In the data, can you rewrite the part that opens with the line containing "x-tick-label: 5% <box>110 382 133 400</box>" and closes with the line containing "x-tick-label: 25% <box>436 382 466 400</box>", swapping "point" for "marker" and leaving everything else unchanged?

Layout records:
----

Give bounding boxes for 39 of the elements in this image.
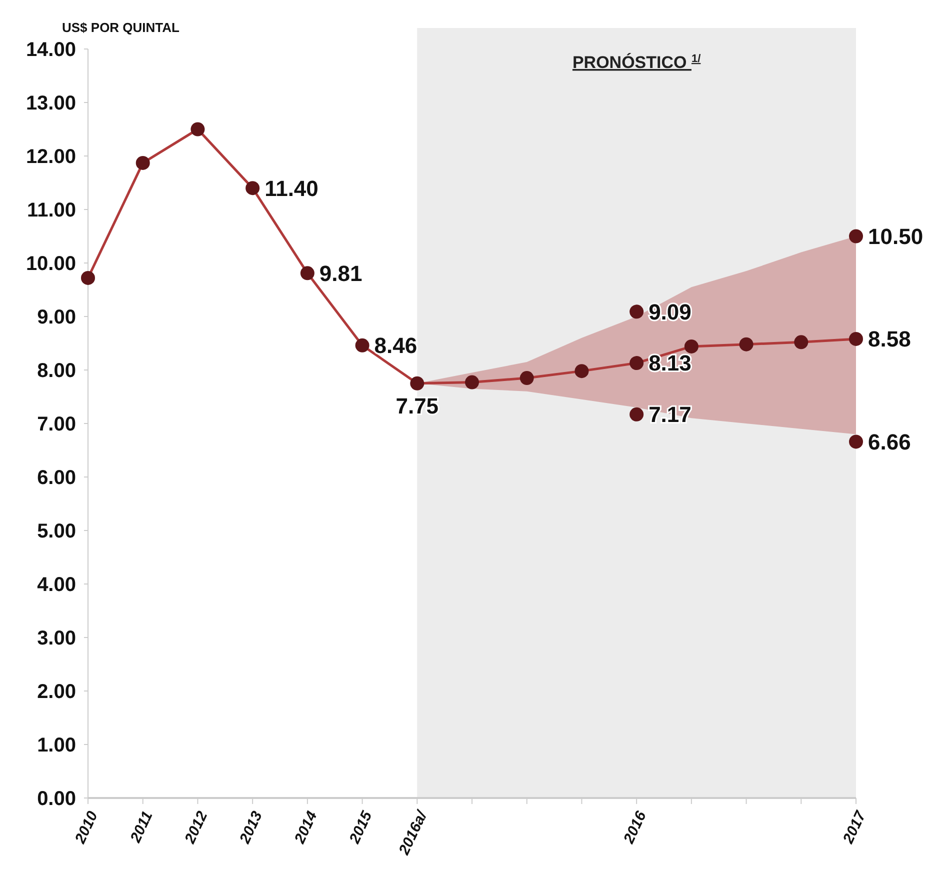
x-tick-label: 2013 <box>236 808 266 848</box>
y-tick-label: 10.00 <box>26 253 76 275</box>
y-tick-label: 7.00 <box>37 414 76 436</box>
point <box>630 304 644 319</box>
y-tick-label: 8.00 <box>37 360 76 382</box>
point <box>630 407 644 422</box>
data-label: 7.17 <box>648 402 692 428</box>
data-label: 8.13 <box>648 350 692 376</box>
data-label: 7.75 <box>396 393 439 418</box>
data-label: 10.50 <box>868 224 924 249</box>
data-label: 9.09 <box>648 299 692 324</box>
y-tick-label: 4.00 <box>37 574 76 596</box>
y-axis-title: US$ POR QUINTAL <box>62 20 180 35</box>
y-tick-label: 1.00 <box>37 734 76 756</box>
y-tick-label: 5.00 <box>37 520 76 542</box>
x-tick-label: 2014 <box>290 808 322 848</box>
x-tick-label: 2015 <box>346 808 376 848</box>
data-label: 8.46 <box>374 333 418 358</box>
x-tick-label: 2011 <box>126 808 156 846</box>
data-label: 8.58 <box>868 326 911 352</box>
x-tick-label: 2016 <box>620 808 650 848</box>
band-label: PRONÓSTICO $^{1/}$ <box>572 52 701 72</box>
y-tick-label: 3.00 <box>37 628 76 650</box>
y-tick-label: 14.00 <box>26 39 76 61</box>
x-tick-label: 2010 <box>71 808 102 848</box>
x-tick-label: 2017 <box>839 808 870 848</box>
point <box>849 229 863 244</box>
y-tick-label: 6.00 <box>37 467 76 489</box>
data-label: 9.81 <box>319 260 362 286</box>
data-label: 6.66 <box>868 429 911 454</box>
y-tick-label: 2.00 <box>37 681 76 703</box>
y-tick-label: 11.00 <box>27 200 76 222</box>
y-tick-label: 9.00 <box>37 306 76 328</box>
y-tick-label: 0.00 <box>37 788 76 810</box>
point <box>849 434 863 449</box>
y-tick-label: 12.00 <box>26 146 76 168</box>
x-tick-label: 2012 <box>181 808 212 848</box>
data-label: 11.40 <box>264 176 318 201</box>
y-tick-label: 13.00 <box>26 92 76 114</box>
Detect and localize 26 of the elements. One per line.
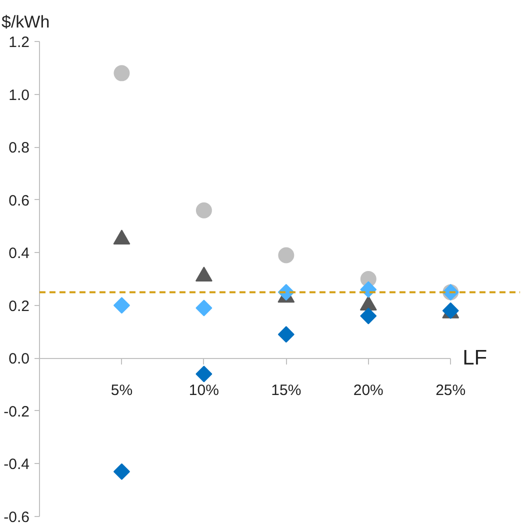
x-tick-label: 5% <box>110 382 133 400</box>
point <box>196 366 212 382</box>
point <box>196 300 212 316</box>
x-axis-title: LF <box>462 346 488 370</box>
y-axis-title: $/kWh <box>2 12 50 32</box>
x-tick-label: 10% <box>188 382 219 400</box>
y-tick-label: 0.4 <box>8 245 30 262</box>
y-tick-label: 0.2 <box>8 298 30 315</box>
y-tick-label: 1.0 <box>8 86 30 104</box>
y-tick-label: 0.6 <box>8 192 30 210</box>
point <box>196 202 212 218</box>
point <box>113 297 130 314</box>
point <box>278 326 294 343</box>
y-tick-label: -0.4 <box>4 456 30 474</box>
y-tick-label: -0.6 <box>4 509 30 526</box>
y-tick-label: -0.2 <box>4 403 30 420</box>
y-tick-label: 0.8 <box>8 140 30 157</box>
y-tick-label: 1.2 <box>8 34 30 51</box>
x-tick-label: 20% <box>353 382 384 400</box>
x-tick-label: 25% <box>436 382 466 400</box>
point <box>113 463 130 480</box>
point <box>114 65 130 82</box>
point <box>278 247 294 264</box>
x-tick-label: 15% <box>271 382 302 400</box>
y-tick-label: 0.0 <box>8 350 30 368</box>
point <box>360 308 377 324</box>
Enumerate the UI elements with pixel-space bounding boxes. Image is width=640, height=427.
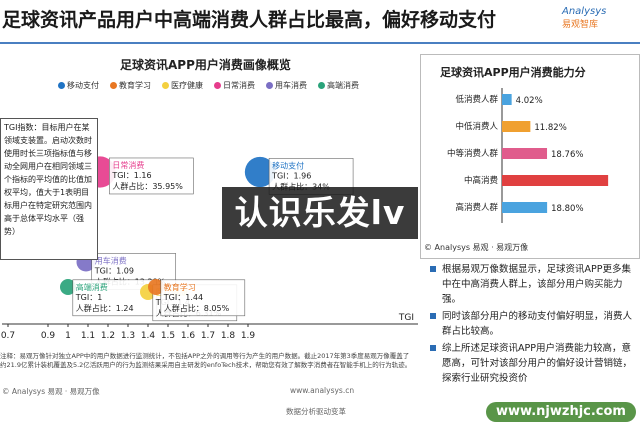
x-tick-label: 1.5 bbox=[161, 331, 175, 341]
insight-bullet: 综上所述足球资讯APP用户消费能力较高，意愿高，可针对该部分用户的偏好设计营销链… bbox=[430, 341, 640, 386]
x-tick-label: 1.9 bbox=[241, 331, 256, 341]
legend-label: 日常消费 bbox=[223, 81, 255, 90]
bar-category-label: 高消费人群 bbox=[455, 202, 498, 213]
bar bbox=[502, 121, 531, 132]
bar bbox=[502, 94, 512, 105]
legend-dot-icon bbox=[318, 82, 325, 89]
bar bbox=[502, 202, 548, 213]
x-tick-label: 1.1 bbox=[81, 331, 95, 341]
bubble-tgi-label: TGI：1.16 bbox=[111, 171, 151, 180]
x-tick-label: 1.7 bbox=[201, 331, 215, 341]
bar-value-label: 18.80% bbox=[551, 204, 583, 214]
chart-legend: 移动支付 教育学习 医疗健康 日常消费 用车消费 高端消费 bbox=[58, 80, 398, 92]
bubble-category-label: 教育学习 bbox=[164, 282, 196, 292]
legend-dot-icon bbox=[162, 82, 169, 89]
insight-bullet: 同时该部分用户的移动支付偏好明显，消费人群占比较高。 bbox=[430, 309, 640, 339]
legend-item: 医疗健康 bbox=[162, 80, 203, 91]
right-chart-title: 足球资讯APP用户消费能力分 bbox=[440, 66, 586, 79]
bubble-category-label: 高端消费 bbox=[76, 282, 108, 292]
bubble-share-label: 人群占比：8.05% bbox=[164, 303, 230, 313]
bar-category-label: 低消费人群 bbox=[455, 94, 498, 105]
header-divider bbox=[0, 42, 640, 44]
analysys-logo: Analysys 易观智库 bbox=[562, 6, 632, 38]
bubble-point bbox=[148, 279, 164, 295]
site-badge[interactable]: www.njwzhjc.com bbox=[486, 402, 636, 422]
footer-source: © Analysys 易观 · 易观万像 bbox=[2, 387, 100, 396]
insight-bullet: 根据易观万像数据显示，足球资讯APP更多集中在中高消费人群上，该部分用户购买能力… bbox=[430, 262, 640, 307]
footer-caption: 数据分析驱动变革 bbox=[286, 407, 346, 416]
bubble-tgi-label: TGI：1.09 bbox=[94, 266, 134, 275]
legend-dot-icon bbox=[110, 82, 117, 89]
x-tick-label: 1 bbox=[65, 331, 71, 341]
x-axis-label: TGI bbox=[398, 313, 414, 323]
right-source-note: © Analysys 易观 · 易观万像 bbox=[424, 243, 529, 252]
bar bbox=[502, 175, 609, 186]
x-tick-label: 1.3 bbox=[121, 331, 135, 341]
page-title: 足球资讯产品用户中高端消费人群占比最高，偏好移动支付 bbox=[2, 9, 497, 31]
bar-value-label: 18.76% bbox=[551, 150, 583, 160]
left-chart-title: 足球资讯APP用户消费画像概览 bbox=[120, 58, 291, 72]
legend-label: 移动支付 bbox=[67, 81, 99, 90]
bubble-tgi-label: TGI：1.44 bbox=[163, 293, 203, 302]
bar-value-label: 4.02% bbox=[516, 96, 543, 106]
insight-bullets: 根据易观万像数据显示，足球资讯APP更多集中在中高消费人群上，该部分用户购买能力… bbox=[430, 262, 640, 388]
x-tick-label: 1.2 bbox=[101, 331, 115, 341]
legend-item: 教育学习 bbox=[110, 80, 151, 91]
bubble-tgi-label: TGI：1.96 bbox=[271, 171, 311, 180]
legend-dot-icon bbox=[266, 82, 273, 89]
x-tick-label: 1.8 bbox=[221, 331, 236, 341]
watermark-overlay: 认识乐发lv bbox=[222, 187, 418, 239]
bar-category-label: 中高消费 bbox=[464, 175, 499, 186]
legend-dot-icon bbox=[58, 82, 65, 89]
legend-item: 高端消费 bbox=[318, 80, 359, 91]
x-tick-label: 1.6 bbox=[181, 331, 196, 341]
bubble-point bbox=[60, 279, 76, 295]
bubble-tgi-label: TGI：1 bbox=[75, 293, 103, 302]
legend-item: 移动支付 bbox=[58, 80, 99, 91]
bar bbox=[502, 148, 548, 159]
legend-label: 教育学习 bbox=[119, 81, 151, 90]
consumption-bar-chart: 低消费人群 4.02% 中低消费人 11.82% 中等消费人群 18.76% 中高消费高消费… bbox=[447, 88, 609, 223]
bubble-label-box bbox=[160, 279, 246, 317]
x-tick-label: 0.9 bbox=[41, 331, 56, 341]
legend-item: 日常消费 bbox=[214, 80, 255, 91]
bubble-category-label: 移动支付 bbox=[272, 160, 304, 170]
logo-subtitle: 易观智库 bbox=[562, 20, 599, 30]
bar-category-label: 中等消费人群 bbox=[447, 148, 499, 159]
legend-label: 医疗健康 bbox=[171, 81, 203, 90]
bubble-category-label: 用车消费 bbox=[95, 255, 127, 265]
legend-dot-icon bbox=[214, 82, 221, 89]
legend-item: 用车消费 bbox=[266, 80, 307, 91]
x-tick-label: 0.7 bbox=[1, 331, 15, 341]
tgi-definition-note: TGI指数：目标用户在某领域支装置。启动次数时使用时长三项指标值与移动全网用户在… bbox=[0, 118, 98, 260]
bar-category-label: 中低消费人 bbox=[455, 121, 498, 132]
x-tick-label: 1.4 bbox=[141, 331, 156, 341]
legend-label: 用车消费 bbox=[275, 81, 307, 90]
bubble-category-label: 日常消费 bbox=[112, 160, 144, 170]
legend-label: 高端消费 bbox=[327, 81, 359, 90]
logo-name: Analysys bbox=[562, 6, 607, 17]
bubble-share-label: 人群占比：1.24 bbox=[76, 303, 134, 313]
bubble-share-label: 人群占比：34% bbox=[272, 181, 330, 191]
bubble-point bbox=[244, 156, 276, 188]
bar-value-label: 11.82% bbox=[534, 123, 566, 133]
footer-url[interactable]: www.analysys.cn bbox=[290, 386, 355, 395]
bubble-share-label: 人群占比：35.95% bbox=[112, 181, 183, 191]
bubble-label-box bbox=[109, 157, 194, 195]
footnote: 注释：易观万像针对独立APP中的用户数据进行监测统计，不包括APP之外的调用等行… bbox=[0, 352, 412, 369]
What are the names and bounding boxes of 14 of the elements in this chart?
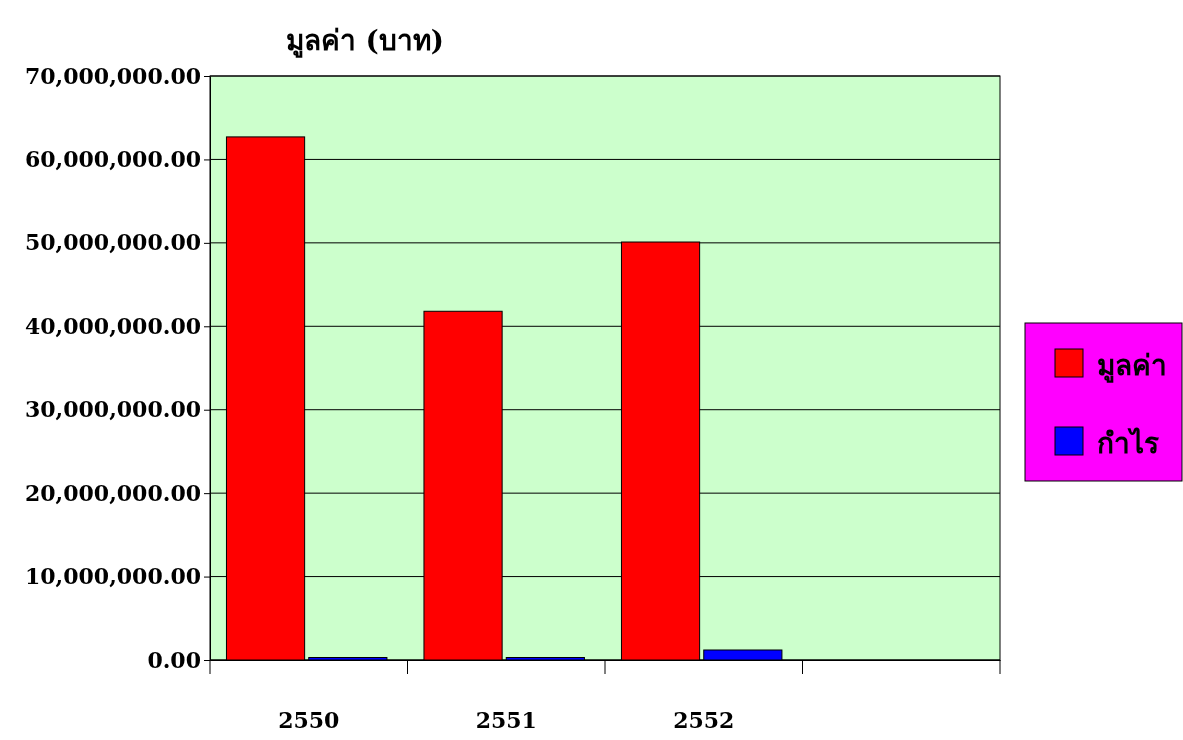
y-tick-label: 0.00 bbox=[147, 646, 201, 673]
x-tick-label: 2552 bbox=[673, 706, 735, 733]
x-tick-label: 2550 bbox=[278, 706, 340, 733]
y-tick-label: 70,000,000.00 bbox=[24, 62, 201, 89]
y-axis-title: มูลค่า (บาท) bbox=[285, 24, 445, 58]
y-tick-label: 20,000,000.00 bbox=[24, 479, 201, 506]
legend-label: มูลค่า bbox=[1097, 349, 1167, 383]
x-tick-label: 2551 bbox=[475, 706, 537, 733]
y-tick-label: 30,000,000.00 bbox=[24, 396, 201, 423]
y-tick-label: 50,000,000.00 bbox=[24, 229, 201, 256]
legend-label: กำไร bbox=[1097, 427, 1159, 460]
y-tick-label: 40,000,000.00 bbox=[24, 312, 201, 339]
y-tick-label: 10,000,000.00 bbox=[24, 563, 201, 590]
y-tick-label: 60,000,000.00 bbox=[24, 145, 201, 172]
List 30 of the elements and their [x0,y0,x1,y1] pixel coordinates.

----

■ Exercise answer
x-tick-label: 5% <box>110 382 133 400</box>
marker <box>196 366 212 382</box>
marker <box>196 300 212 316</box>
x-axis-title: LF <box>462 346 488 370</box>
y-axis-title: $/kWh <box>2 12 50 32</box>
x-tick-label: 10% <box>188 382 219 400</box>
y-tick-label: 0.4 <box>8 245 30 262</box>
y-tick-label: 0.2 <box>8 298 30 315</box>
y-tick-label: 1.0 <box>8 86 30 104</box>
y-tick-label: 0.6 <box>8 192 30 210</box>
marker <box>196 202 212 218</box>
marker <box>113 297 130 314</box>
marker <box>278 326 294 343</box>
y-tick-label: -0.4 <box>4 456 30 474</box>
y-tick-label: -0.6 <box>4 509 30 526</box>
y-tick-label: -0.2 <box>4 403 30 420</box>
y-tick-label: 0.8 <box>8 140 30 157</box>
y-tick-label: 1.2 <box>8 34 30 51</box>
x-tick-label: 20% <box>353 382 384 400</box>
x-tick-label: 25% <box>436 382 466 400</box>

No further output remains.